» **The input**:

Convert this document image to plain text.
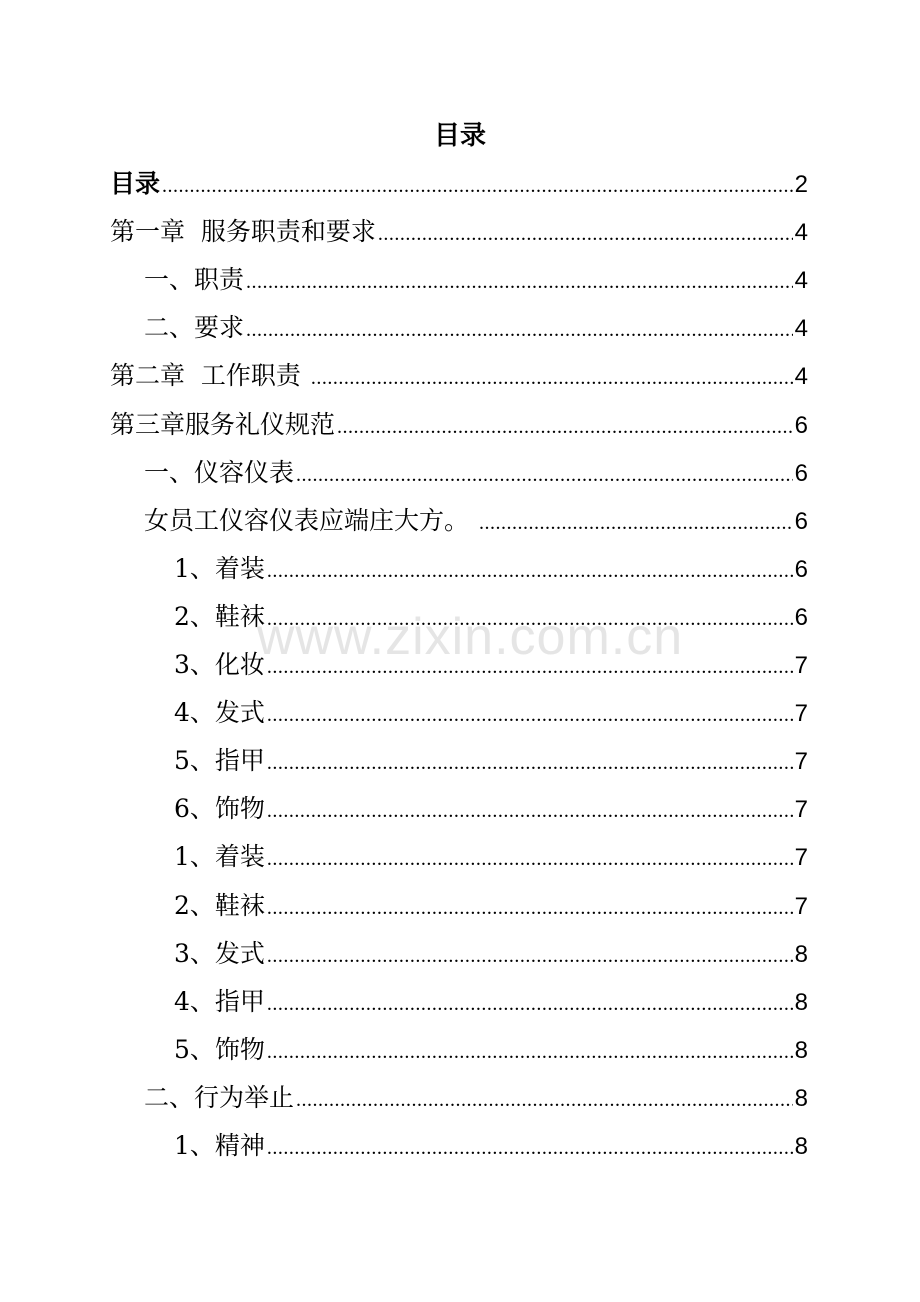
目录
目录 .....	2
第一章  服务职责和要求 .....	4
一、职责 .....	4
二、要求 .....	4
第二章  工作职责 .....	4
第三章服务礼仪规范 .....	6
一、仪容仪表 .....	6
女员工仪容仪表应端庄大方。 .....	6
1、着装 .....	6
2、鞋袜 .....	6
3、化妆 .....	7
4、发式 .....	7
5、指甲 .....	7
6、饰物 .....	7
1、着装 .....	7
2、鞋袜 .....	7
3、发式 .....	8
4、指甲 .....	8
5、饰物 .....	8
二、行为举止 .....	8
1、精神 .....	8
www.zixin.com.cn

---

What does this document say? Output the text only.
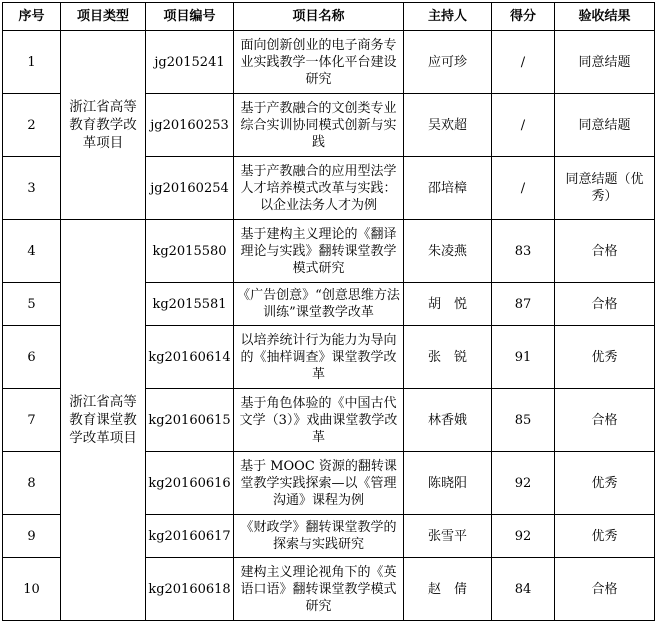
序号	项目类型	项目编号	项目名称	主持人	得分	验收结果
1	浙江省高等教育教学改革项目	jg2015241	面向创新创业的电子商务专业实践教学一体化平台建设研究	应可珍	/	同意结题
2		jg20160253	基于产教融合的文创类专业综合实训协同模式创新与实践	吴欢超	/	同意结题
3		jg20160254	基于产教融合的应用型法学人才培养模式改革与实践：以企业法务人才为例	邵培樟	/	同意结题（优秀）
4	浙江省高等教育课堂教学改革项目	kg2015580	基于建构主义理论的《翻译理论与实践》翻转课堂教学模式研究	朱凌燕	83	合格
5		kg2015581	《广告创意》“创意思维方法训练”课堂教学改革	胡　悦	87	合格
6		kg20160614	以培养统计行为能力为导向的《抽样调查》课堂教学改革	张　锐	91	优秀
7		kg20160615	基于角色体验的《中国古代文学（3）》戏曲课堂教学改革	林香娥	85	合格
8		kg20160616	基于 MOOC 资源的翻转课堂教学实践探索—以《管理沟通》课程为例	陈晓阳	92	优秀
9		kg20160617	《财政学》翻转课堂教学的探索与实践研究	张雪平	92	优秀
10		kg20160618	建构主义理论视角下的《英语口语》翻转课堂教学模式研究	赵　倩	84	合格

--

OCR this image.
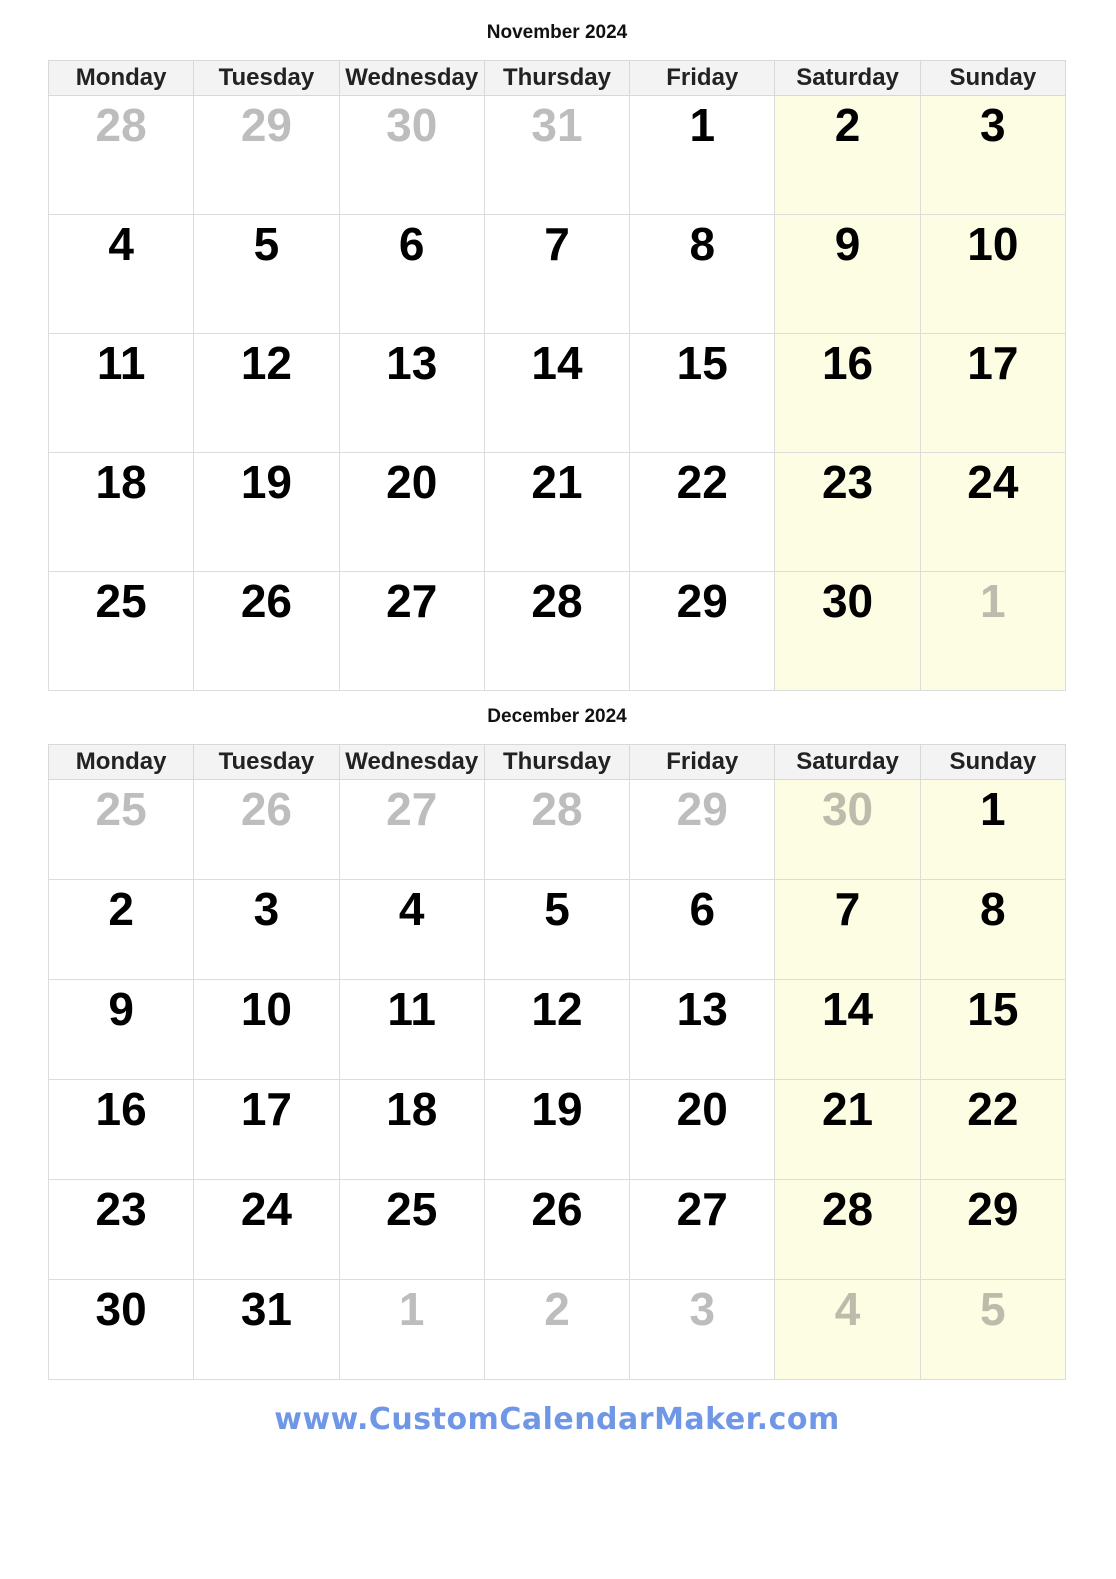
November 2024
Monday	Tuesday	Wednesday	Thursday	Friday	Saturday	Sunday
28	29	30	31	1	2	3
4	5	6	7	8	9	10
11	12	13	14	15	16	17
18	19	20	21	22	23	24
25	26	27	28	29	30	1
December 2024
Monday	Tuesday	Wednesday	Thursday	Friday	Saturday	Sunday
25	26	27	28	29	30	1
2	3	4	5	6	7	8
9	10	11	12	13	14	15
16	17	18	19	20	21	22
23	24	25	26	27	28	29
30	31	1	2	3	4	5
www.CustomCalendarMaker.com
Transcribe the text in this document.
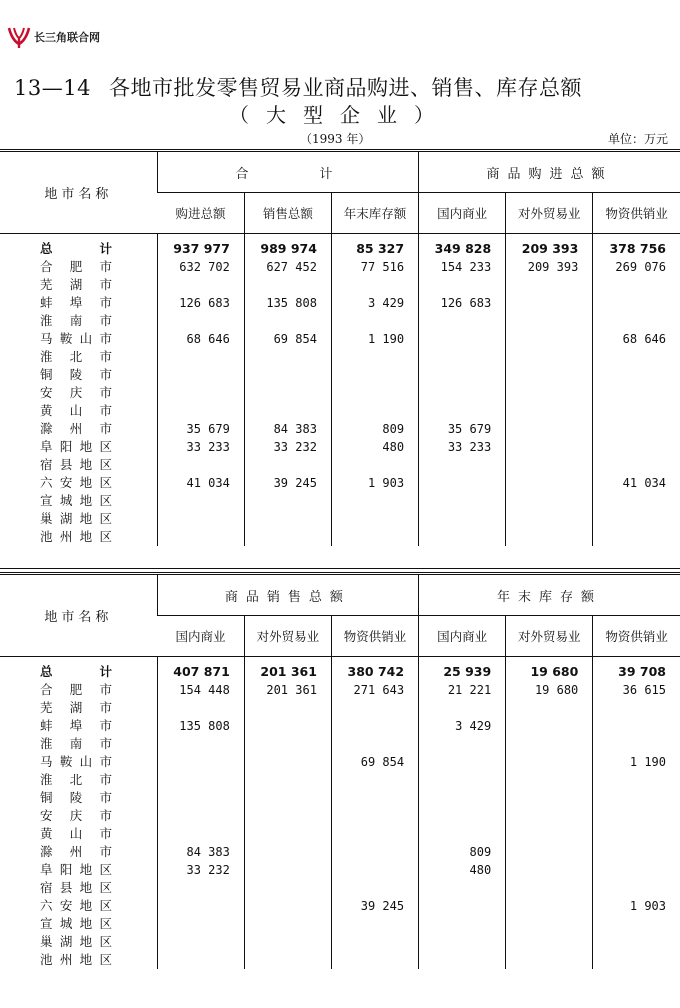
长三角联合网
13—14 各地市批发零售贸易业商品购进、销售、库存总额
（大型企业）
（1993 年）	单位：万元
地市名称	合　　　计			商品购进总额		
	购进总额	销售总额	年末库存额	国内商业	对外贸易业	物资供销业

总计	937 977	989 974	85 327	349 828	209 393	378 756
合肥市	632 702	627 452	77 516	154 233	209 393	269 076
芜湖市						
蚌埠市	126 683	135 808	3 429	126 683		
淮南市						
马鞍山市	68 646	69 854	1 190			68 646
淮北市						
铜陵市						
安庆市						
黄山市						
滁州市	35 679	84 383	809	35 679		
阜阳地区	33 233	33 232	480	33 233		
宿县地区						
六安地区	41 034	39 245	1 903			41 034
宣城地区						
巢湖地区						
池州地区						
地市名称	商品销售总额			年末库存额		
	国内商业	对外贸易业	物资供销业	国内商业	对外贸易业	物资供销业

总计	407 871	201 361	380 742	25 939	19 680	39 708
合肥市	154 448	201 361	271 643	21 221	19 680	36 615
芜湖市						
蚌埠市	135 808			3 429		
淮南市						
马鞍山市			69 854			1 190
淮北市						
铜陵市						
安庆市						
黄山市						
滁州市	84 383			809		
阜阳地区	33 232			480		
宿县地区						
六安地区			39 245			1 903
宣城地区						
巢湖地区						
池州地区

» **What you need to do**: Which lines of the data above contain "国内商业"? Copy each one.

» **Expected answer**:
	购进总额	销售总额	年末库存额	国内商业	对外贸易业	物资供销业
	国内商业	对外贸易业	物资供销业	国内商业	对外贸易业	物资供销业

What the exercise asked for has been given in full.